> [Seçilen Metin]:
++++
Ferudun Niğdelioğlu
Ferudun Niğdelioğlu
Tüm Yazıları

Yazıklar olsun

Çok yakın bir zamanda Halil Umut Meler'e yapılan saldırının etkisinden daha çıkamamışken bir kara gece de bu kez Trabzon'da yaşandı.

Trabzonspor-Fenerbahçe karşılaşmasında, yaşanan saha ve seyirci olaylarının ardında emniyetin sağlayamadığı güvenlik zafiyeti inkâr edilemez bir gerçek. Herkesin sonucunu heyecanla beklediği maçın coşkusuna yaşanan şiddet olayları sebebiyle gölge düştü.

Maç gününden beri futbol konuşamıyoruz yine. Futbolculara yönelen şiddet futbolun önüne geçmiş durumda. Perşembenin gelişi çarşambadan bellidir misali olaylar aslında maç oynanırken başladı. Maç sonrası ne olacağı da bu andan itibaren artık belliydi. Sahaya su şişeleri, meşaleler, yabancı maddeler atıldı. Atılanların sayısını temsilciler de yazamamıştır. Tribünden atılan Livakovic'e, Tadic'e isabet eden cisimler oldu. İsmail Kartal'a da demir bir obje atıldı. Karşılaşmanın başından beri yaşanan olaylar maç bitiminde olacakların göstergesi olmasına karşın güvenlik güçleri bitiş düdüğü ile birlikte futbolcuların etrafında güvenlik şeridi ve çıkış için güvenli bir koridor oluşturmadı, oyunculara eşlik etmedi. Müthiş bir güvenlik zafiyeti oluştu.

Söylemekten bıktık, bu saatten sonra ne değişecek? Futbol sadece futbol dedik durduk, dinletemedik. Bu saatten sonra Şampiyon kim olursa olsun kimse sevinemeyecek mi?

Sevincini yaşamayacak mı? Buna kimin hakkı var? Olmaz olsun böylesine kötü futbol iklimi. Yaşanan kavgalara, alçak saldırılara seyirci mi kalacağız? Futbolda kötülük mü kazanacak. Sporseverler heyecanla bekledikleri her müsabakanın sonunda böyle tatsız bir bedel ödemek zorunda mı? Bu yaşananlar Allah'tan reva mı?

Takım önemli bir müsabakayı kazanmış, sahada sevinmesinler mi? Her şeyden tahrik olan, her türlü şiddete bir bahane bulan bir toplum olup çıktık.

Hangi spor dalında böyle bir şey var? Ben kazanmışım, tabii ki sevineceğim, taraftar tahrik oluyor diye soyunma odasında sevinmek zorunda mıyım?

Bir tek futbolda kutlama yapmak mümkün değil, böyle saçmalık mı olur? Kazanan taraf suç işlemiş gibi kaçarcasına sessizce evine gitmek zorunda mı?

Bu sadece Trabzon taraftarı meselesi değil, biz yenilmeyi hazmetmeyi bilmiyoruz. Sporda yenmek de var, yenilmek de. Bu gerçeği hazmedemeyenin spor arenasında ne işi var?
++++
> [Veri Satırları]:
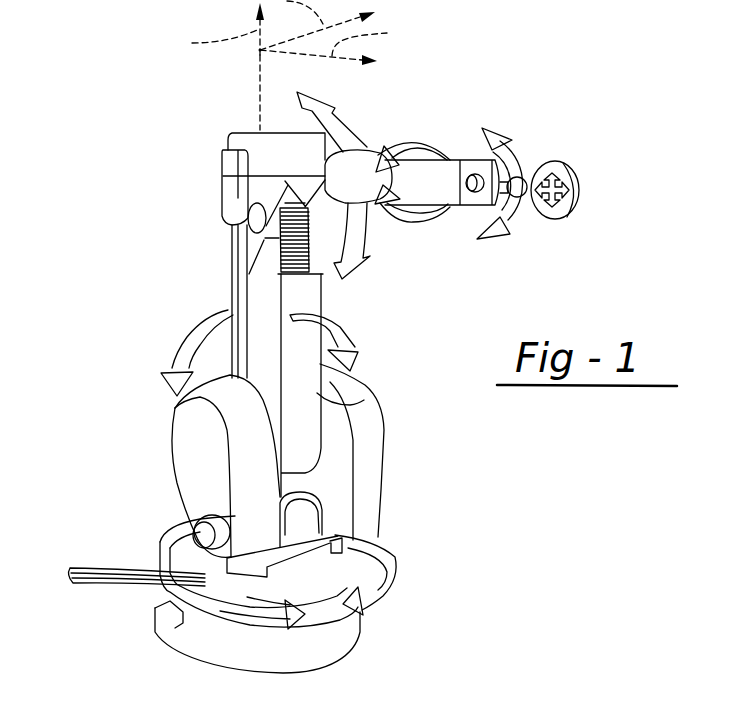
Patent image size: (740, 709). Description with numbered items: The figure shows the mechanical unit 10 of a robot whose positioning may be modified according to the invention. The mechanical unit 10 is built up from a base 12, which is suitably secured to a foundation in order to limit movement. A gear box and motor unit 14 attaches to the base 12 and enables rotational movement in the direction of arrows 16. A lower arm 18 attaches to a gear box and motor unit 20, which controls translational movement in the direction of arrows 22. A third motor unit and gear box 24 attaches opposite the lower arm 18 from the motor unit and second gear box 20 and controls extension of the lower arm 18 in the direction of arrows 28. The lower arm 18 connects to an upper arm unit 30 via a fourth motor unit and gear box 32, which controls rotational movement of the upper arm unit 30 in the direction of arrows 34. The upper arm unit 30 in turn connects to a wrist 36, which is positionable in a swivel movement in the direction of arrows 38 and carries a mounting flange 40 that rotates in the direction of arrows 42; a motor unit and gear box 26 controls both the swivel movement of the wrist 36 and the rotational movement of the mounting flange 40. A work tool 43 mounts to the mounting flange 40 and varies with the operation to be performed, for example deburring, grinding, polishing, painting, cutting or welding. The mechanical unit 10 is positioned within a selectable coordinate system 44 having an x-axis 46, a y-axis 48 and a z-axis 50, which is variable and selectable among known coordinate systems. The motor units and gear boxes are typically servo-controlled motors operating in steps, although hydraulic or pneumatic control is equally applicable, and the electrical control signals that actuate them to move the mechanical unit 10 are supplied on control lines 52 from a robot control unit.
++++
> [İstenen]: Metni "Trabzonspor-Fenerbahçe karşılaşmasında, yaşanan" ifadesinden "sebebiyle gölge düştü." ifadesine kadar, "güvenlik zafiyeti" yerine "güvenlik açığı" koyarak yeniden yazın. Yukarıdaki satırların metinle hiçbir ilgisi yoktur.

> [Sorunun Cevabı]:
Trabzonspor-Fenerbahçe karşılaşmasında, yaşanan saha ve seyirci olaylarının ardında emniyetin sağlayamadığı güvenlik açığı inkâr edilemez bir gerçek. Herkesin sonucunu heyecanla beklediği maçın coşkusuna yaşanan şiddet olayları sebebiyle gölge düştü.